Data entries:
____________
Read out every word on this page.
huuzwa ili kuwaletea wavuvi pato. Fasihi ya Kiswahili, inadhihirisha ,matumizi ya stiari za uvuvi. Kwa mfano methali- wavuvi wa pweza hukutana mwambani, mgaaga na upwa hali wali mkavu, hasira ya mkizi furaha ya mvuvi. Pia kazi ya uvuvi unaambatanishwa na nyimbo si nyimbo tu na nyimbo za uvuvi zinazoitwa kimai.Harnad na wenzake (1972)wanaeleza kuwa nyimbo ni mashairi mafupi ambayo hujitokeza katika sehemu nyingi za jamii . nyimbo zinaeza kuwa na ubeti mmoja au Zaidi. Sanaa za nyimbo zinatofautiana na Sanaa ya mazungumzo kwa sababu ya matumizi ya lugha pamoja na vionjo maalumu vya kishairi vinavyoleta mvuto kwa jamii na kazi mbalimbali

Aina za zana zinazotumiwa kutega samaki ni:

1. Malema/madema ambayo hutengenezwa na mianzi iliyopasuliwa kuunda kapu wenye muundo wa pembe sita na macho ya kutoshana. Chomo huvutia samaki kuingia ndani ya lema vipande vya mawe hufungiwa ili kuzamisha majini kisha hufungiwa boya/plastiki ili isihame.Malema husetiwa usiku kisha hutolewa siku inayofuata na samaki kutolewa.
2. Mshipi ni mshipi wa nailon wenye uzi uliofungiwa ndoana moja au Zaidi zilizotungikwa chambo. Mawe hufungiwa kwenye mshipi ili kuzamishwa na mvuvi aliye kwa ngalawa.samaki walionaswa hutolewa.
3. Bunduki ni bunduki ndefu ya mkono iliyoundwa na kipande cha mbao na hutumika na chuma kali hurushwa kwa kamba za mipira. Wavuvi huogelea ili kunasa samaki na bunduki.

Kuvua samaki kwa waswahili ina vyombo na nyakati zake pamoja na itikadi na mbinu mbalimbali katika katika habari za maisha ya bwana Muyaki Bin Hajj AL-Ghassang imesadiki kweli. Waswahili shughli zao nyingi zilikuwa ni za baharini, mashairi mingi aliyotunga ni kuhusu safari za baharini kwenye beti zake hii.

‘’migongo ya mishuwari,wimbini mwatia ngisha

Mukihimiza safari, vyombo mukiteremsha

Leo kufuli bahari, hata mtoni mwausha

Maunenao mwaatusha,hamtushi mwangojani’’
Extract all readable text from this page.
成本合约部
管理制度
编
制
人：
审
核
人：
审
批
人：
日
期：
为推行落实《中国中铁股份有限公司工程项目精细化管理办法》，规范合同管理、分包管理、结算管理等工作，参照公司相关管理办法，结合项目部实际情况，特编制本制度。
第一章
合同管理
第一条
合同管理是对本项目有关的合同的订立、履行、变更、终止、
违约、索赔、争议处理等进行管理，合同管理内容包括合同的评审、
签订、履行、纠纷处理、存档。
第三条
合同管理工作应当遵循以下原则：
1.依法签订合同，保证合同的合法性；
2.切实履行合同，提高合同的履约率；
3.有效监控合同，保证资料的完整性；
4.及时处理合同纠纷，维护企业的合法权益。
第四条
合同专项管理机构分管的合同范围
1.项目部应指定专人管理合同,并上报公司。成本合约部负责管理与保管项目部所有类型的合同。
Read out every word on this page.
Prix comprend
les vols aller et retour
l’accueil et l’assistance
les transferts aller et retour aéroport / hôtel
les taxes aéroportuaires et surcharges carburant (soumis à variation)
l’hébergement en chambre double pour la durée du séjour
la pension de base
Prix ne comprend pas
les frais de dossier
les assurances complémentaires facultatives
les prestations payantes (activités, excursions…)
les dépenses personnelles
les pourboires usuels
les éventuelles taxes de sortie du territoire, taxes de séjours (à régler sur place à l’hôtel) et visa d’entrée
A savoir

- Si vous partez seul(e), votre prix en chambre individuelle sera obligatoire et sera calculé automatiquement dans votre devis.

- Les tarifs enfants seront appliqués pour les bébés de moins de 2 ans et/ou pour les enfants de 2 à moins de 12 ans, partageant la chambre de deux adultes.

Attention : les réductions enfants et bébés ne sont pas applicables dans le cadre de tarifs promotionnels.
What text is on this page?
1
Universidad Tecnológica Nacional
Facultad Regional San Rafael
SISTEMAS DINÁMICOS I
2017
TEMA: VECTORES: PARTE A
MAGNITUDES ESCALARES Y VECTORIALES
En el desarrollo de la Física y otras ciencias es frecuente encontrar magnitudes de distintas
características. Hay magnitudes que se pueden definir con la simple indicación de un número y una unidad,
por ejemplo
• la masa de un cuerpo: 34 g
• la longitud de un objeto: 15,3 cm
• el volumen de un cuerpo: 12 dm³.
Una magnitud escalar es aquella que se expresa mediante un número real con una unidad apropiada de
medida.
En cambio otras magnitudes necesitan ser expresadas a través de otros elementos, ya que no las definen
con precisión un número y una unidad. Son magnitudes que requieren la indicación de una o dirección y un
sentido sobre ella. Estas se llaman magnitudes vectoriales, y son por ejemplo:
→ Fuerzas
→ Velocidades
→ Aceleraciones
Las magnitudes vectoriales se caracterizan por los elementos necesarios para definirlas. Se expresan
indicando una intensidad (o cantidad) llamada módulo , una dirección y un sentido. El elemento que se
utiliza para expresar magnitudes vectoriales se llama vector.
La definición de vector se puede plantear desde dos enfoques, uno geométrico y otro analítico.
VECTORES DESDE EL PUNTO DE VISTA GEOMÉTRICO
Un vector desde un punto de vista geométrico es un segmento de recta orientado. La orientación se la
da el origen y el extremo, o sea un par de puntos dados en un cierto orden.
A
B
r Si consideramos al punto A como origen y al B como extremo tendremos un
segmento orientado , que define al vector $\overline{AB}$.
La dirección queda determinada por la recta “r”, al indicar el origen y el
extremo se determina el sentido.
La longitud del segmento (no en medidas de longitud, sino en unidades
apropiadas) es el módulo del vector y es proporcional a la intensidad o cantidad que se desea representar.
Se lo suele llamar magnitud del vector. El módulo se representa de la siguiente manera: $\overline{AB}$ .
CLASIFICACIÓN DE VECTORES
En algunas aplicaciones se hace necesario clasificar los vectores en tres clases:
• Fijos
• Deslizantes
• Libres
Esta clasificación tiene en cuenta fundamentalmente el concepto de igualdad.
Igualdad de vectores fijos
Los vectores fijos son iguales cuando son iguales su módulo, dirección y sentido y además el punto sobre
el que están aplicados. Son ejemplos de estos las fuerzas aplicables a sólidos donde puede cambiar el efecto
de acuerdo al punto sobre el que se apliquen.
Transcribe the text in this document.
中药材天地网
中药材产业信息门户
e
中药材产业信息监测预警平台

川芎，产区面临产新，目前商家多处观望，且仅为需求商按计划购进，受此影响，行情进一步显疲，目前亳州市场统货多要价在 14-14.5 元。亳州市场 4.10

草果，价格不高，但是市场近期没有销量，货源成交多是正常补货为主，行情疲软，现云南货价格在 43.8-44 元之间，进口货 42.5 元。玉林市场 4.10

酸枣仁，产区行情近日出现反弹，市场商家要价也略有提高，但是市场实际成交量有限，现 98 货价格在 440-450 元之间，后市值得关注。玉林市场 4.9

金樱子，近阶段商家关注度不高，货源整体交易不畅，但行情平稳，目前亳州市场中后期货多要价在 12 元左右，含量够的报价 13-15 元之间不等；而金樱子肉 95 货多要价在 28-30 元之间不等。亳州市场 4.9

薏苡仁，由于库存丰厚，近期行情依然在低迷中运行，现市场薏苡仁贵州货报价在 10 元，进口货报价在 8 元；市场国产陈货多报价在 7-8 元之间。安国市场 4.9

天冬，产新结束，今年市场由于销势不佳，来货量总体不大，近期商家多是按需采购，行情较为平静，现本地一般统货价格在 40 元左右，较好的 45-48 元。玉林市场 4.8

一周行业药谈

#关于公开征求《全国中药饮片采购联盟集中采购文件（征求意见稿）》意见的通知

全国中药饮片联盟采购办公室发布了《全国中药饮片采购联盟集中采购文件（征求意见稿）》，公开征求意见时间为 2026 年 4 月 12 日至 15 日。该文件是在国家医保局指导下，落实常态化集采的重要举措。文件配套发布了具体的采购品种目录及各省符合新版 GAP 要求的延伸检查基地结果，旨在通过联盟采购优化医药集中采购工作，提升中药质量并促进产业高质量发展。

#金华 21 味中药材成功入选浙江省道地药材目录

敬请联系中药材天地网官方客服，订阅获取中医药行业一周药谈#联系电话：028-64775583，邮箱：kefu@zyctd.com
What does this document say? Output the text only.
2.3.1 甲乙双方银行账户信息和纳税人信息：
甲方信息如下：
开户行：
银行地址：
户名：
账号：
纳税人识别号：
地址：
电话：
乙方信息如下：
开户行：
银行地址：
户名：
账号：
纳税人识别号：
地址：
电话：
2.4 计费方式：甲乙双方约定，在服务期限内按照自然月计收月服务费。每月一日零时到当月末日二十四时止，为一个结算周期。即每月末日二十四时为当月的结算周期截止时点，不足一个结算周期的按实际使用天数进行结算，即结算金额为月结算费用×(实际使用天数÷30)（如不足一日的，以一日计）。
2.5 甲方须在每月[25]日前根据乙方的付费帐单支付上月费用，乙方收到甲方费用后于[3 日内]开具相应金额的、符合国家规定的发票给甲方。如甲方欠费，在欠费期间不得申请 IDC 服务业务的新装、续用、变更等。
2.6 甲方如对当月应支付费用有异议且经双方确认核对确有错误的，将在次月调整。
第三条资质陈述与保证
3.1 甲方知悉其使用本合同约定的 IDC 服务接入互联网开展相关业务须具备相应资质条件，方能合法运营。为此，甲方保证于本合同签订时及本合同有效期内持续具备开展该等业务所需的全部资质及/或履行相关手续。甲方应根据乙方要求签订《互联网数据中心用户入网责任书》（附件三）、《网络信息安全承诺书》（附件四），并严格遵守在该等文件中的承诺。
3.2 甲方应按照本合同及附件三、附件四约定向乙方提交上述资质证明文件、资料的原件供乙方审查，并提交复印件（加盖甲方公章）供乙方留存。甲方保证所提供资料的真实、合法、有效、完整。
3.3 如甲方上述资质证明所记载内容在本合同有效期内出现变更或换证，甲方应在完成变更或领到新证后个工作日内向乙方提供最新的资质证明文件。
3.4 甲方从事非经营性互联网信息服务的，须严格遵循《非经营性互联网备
____________
(Written task)
From the data above, work out how many lines contain the string "hufungiwa" and reply with only the number.

(Exercise output)
2